◆ **Dataset entries**:
<<<<

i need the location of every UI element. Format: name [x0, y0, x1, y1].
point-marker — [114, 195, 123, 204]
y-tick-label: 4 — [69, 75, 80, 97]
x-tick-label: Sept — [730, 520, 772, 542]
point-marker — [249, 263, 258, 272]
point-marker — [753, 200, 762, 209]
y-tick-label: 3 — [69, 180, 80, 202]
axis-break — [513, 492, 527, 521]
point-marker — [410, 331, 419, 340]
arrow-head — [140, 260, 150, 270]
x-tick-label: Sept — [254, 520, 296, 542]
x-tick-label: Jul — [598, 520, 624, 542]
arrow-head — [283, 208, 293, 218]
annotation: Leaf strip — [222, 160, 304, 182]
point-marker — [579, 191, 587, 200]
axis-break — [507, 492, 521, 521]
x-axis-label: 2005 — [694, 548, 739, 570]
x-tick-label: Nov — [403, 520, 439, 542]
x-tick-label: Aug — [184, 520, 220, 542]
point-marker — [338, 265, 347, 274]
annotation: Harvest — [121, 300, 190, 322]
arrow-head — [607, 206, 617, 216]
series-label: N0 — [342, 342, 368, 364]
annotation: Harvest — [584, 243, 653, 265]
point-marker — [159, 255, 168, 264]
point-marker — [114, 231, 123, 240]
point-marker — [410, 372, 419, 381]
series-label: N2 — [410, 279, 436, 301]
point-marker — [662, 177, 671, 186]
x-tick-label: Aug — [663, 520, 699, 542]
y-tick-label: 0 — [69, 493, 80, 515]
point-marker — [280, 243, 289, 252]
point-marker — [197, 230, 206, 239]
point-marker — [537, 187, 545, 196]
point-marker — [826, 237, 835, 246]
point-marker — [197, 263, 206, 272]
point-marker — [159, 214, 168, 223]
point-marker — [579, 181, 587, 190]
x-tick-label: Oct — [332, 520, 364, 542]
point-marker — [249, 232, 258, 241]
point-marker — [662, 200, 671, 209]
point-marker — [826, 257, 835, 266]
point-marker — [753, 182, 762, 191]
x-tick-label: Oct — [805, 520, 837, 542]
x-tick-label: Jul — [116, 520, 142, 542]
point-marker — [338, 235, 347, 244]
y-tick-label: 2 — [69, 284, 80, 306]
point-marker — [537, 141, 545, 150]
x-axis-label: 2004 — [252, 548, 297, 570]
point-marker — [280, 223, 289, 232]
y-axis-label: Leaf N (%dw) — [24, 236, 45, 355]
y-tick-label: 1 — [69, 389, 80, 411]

>>>>
<<<<

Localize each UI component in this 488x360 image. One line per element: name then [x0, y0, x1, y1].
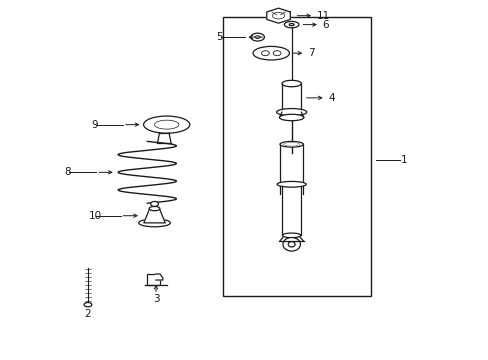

>>>>

◆ **Task to complete**: Rewrite the data as a numbered list, starting at the line that contains "i need the location" and ending at the line that contains "axis-break — [513, 492, 527, 521]", with both of those lines included and any blank lines left out. List only those lines.

◆ **Response**:
1. i need the location of every UI element. Format: name [x0, y0, x1, y1].
2. point-marker — [114, 195, 123, 204]
3. y-tick-label: 4 — [69, 75, 80, 97]
4. x-tick-label: Sept — [730, 520, 772, 542]
5. point-marker — [249, 263, 258, 272]
6. point-marker — [753, 200, 762, 209]
7. y-tick-label: 3 — [69, 180, 80, 202]
8. axis-break — [513, 492, 527, 521]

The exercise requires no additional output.